Records shown
········
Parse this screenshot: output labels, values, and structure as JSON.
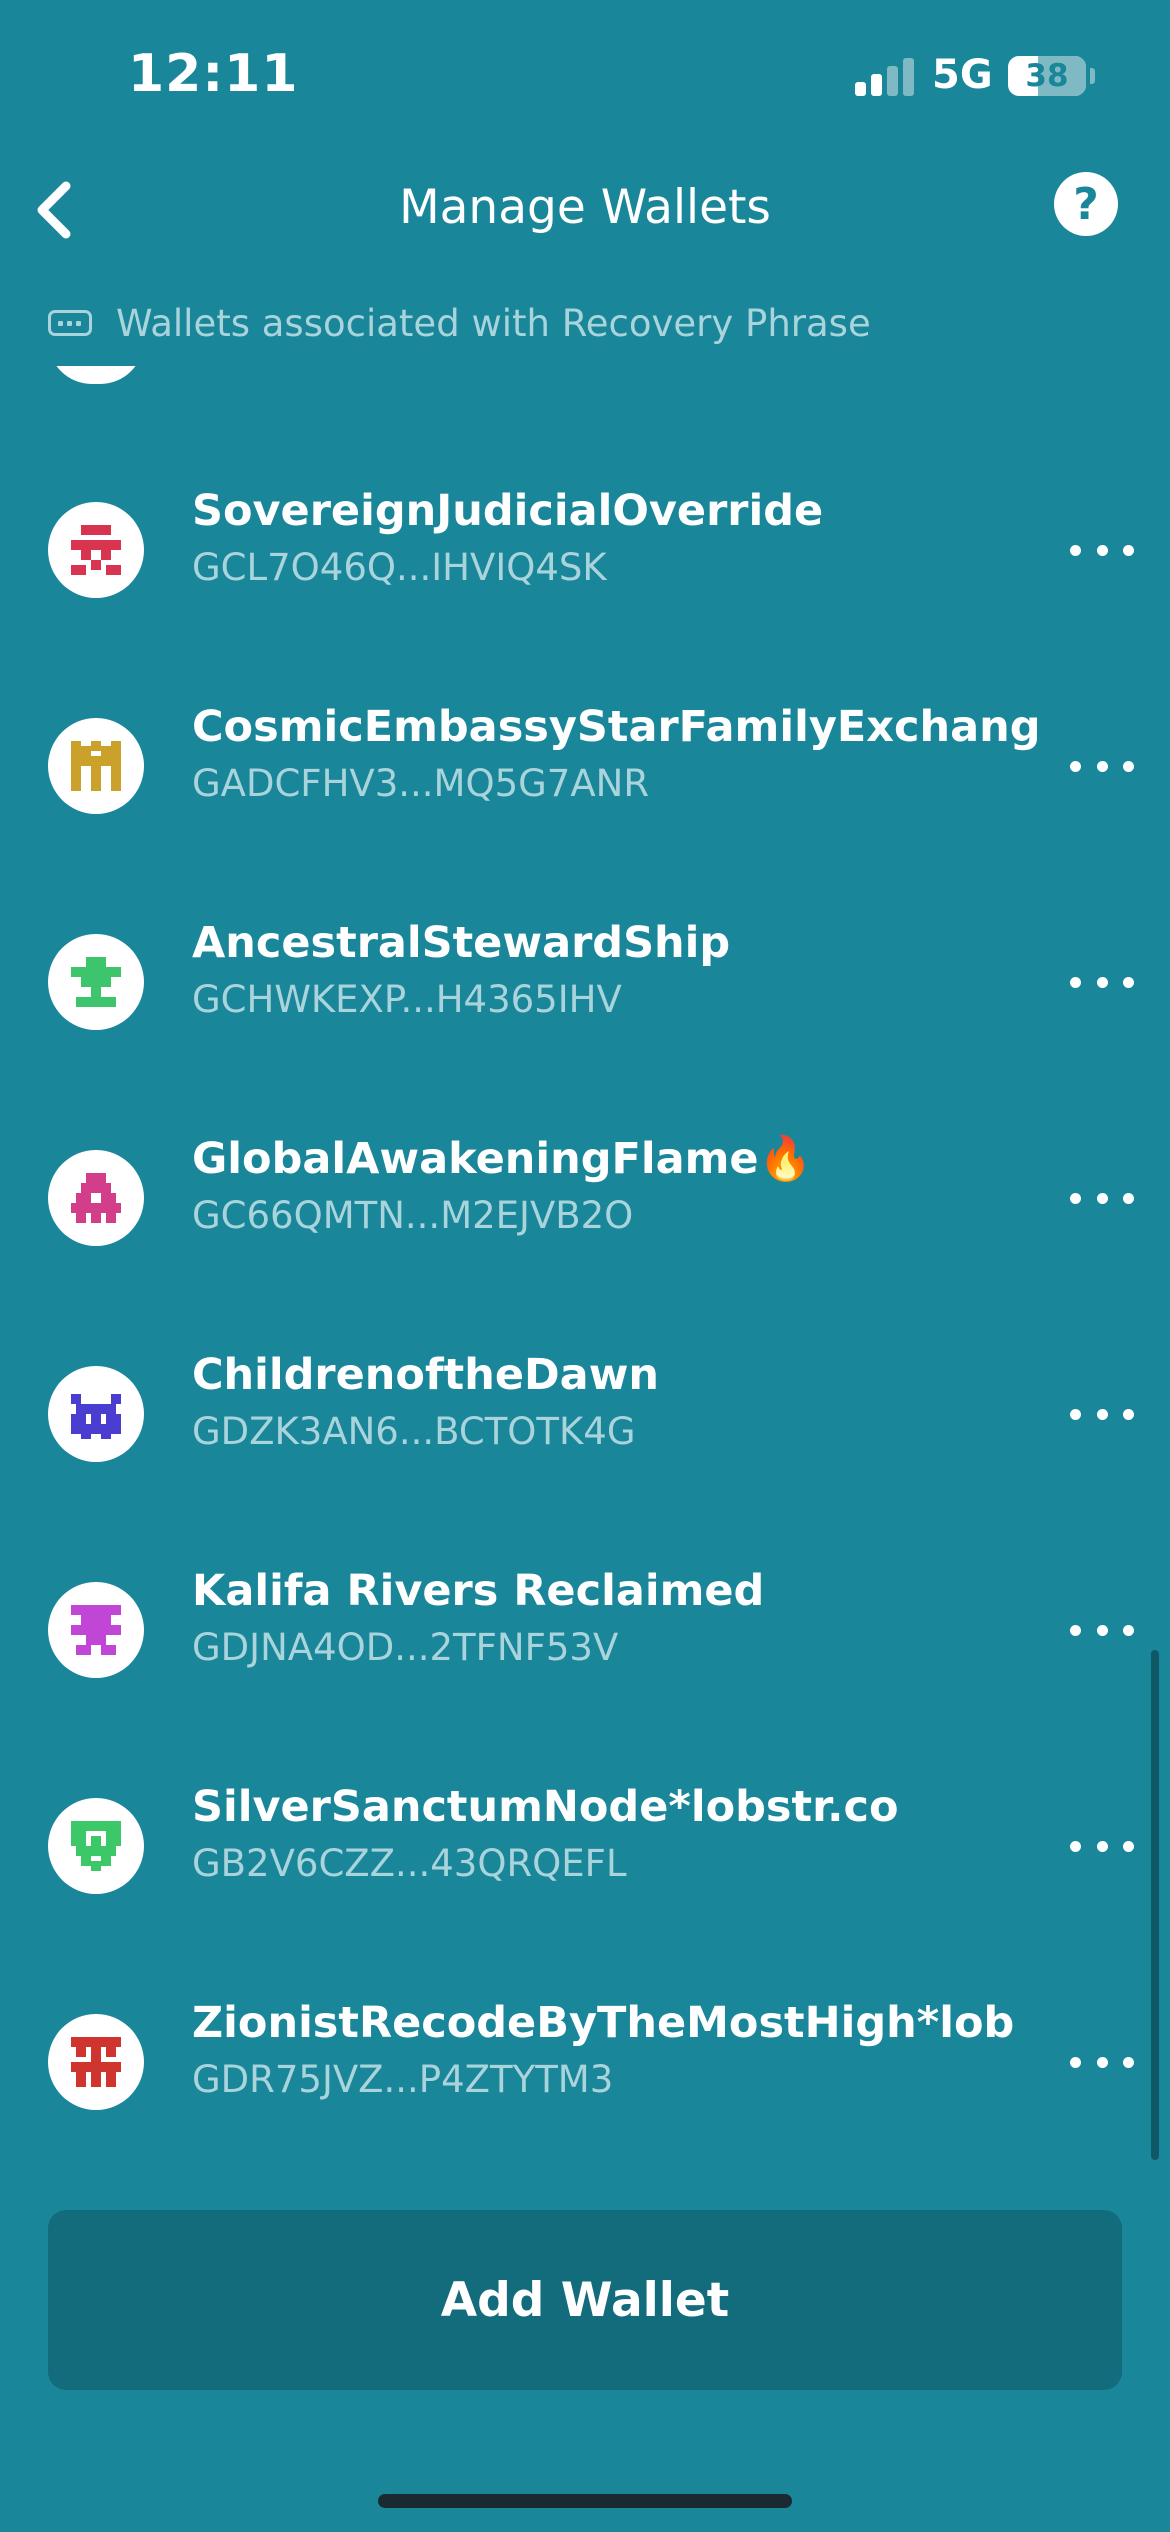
{
  "status_bar": {
    "time": "12:11",
    "network": "5G",
    "battery": "38",
    "signal_bars_active": 2
  },
  "nav": {
    "title": "Manage Wallets",
    "back_icon": "chevron-left-icon",
    "help_label": "?"
  },
  "section": {
    "header": "Wallets associated with Recovery Phrase",
    "icon": "recovery-phrase-icon"
  },
  "wallets": [
    {
      "name": "SovereignJudicialOverride",
      "address": "GCL7O46Q...IHVIQ4SK",
      "avatar_color": "#d9344f",
      "avatar_icon": "pixel-invader-icon"
    },
    {
      "name": "CosmicEmbassyStarFamilyExchang",
      "address": "GADCFHV3...MQ5G7ANR",
      "avatar_color": "#c9a12b",
      "avatar_icon": "pixel-invader-icon"
    },
    {
      "name": "AncestralStewardShip",
      "address": "GCHWKEXP...H4365IHV",
      "avatar_color": "#3ec46d",
      "avatar_icon": "pixel-invader-icon"
    },
    {
      "name": "GlobalAwakeningFlame🔥",
      "address": "GC66QMTN...M2EJVB2O",
      "avatar_color": "#d23e8a",
      "avatar_icon": "pixel-invader-icon"
    },
    {
      "name": "ChildrenoftheDawn",
      "address": "GDZK3AN6...BCTOTK4G",
      "avatar_color": "#4a3ed1",
      "avatar_icon": "pixel-invader-icon"
    },
    {
      "name": "Kalifa Rivers Reclaimed",
      "address": "GDJNA4OD...2TFNF53V",
      "avatar_color": "#c246d6",
      "avatar_icon": "pixel-invader-icon"
    },
    {
      "name": "SilverSanctumNode*lobstr.co",
      "address": "GB2V6CZZ...43QRQEFL",
      "avatar_color": "#3cc768",
      "avatar_icon": "pixel-invader-icon"
    },
    {
      "name": "ZionistRecodeByTheMostHigh*lob",
      "address": "GDR75JVZ...P4ZTYTM3",
      "avatar_color": "#d0342f",
      "avatar_icon": "pixel-invader-icon"
    }
  ],
  "actions": {
    "add_wallet_label": "Add Wallet",
    "more_icon": "more-horizontal-icon"
  }
}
········
Required task
Write out all the records again, exactly, minus any pictures.

Written answer
Parse this screenshot: output labels, values, and structure as JSON.
{
  "status_bar": {
    "time": "12:11",
    "network": "5G",
    "battery": "38",
    "signal_bars_active": 2
  },
  "nav": {
    "title": "Manage Wallets",
    "back_icon": "chevron-left-icon",
    "help_label": "?"
  },
  "section": {
    "header": "Wallets associated with Recovery Phrase",
    "icon": "recovery-phrase-icon"
  },
  "wallets": [
    {
      "name": "SovereignJudicialOverride",
      "address": "GCL7O46Q...IHVIQ4SK",
      "avatar_color": "#d9344f",
      "avatar_icon": "pixel-invader-icon"
    },
    {
      "name": "CosmicEmbassyStarFamilyExchang",
      "address": "GADCFHV3...MQ5G7ANR",
      "avatar_color": "#c9a12b",
      "avatar_icon": "pixel-invader-icon"
    },
    {
      "name": "AncestralStewardShip",
      "address": "GCHWKEXP...H4365IHV",
      "avatar_color": "#3ec46d",
      "avatar_icon": "pixel-invader-icon"
    },
    {
      "name": "GlobalAwakeningFlame🔥",
      "address": "GC66QMTN...M2EJVB2O",
      "avatar_color": "#d23e8a",
      "avatar_icon": "pixel-invader-icon"
    },
    {
      "name": "ChildrenoftheDawn",
      "address": "GDZK3AN6...BCTOTK4G",
      "avatar_color": "#4a3ed1",
      "avatar_icon": "pixel-invader-icon"
    },
    {
      "name": "Kalifa Rivers Reclaimed",
      "address": "GDJNA4OD...2TFNF53V",
      "avatar_color": "#c246d6",
      "avatar_icon": "pixel-invader-icon"
    },
    {
      "name": "SilverSanctumNode*lobstr.co",
      "address": "GB2V6CZZ...43QRQEFL",
      "avatar_color": "#3cc768",
      "avatar_icon": "pixel-invader-icon"
    },
    {
      "name": "ZionistRecodeByTheMostHigh*lob",
      "address": "GDR75JVZ...P4ZTYTM3",
      "avatar_color": "#d0342f",
      "avatar_icon": "pixel-invader-icon"
    }
  ],
  "actions": {
    "add_wallet_label": "Add Wallet",
    "more_icon": "more-horizontal-icon"
  }
}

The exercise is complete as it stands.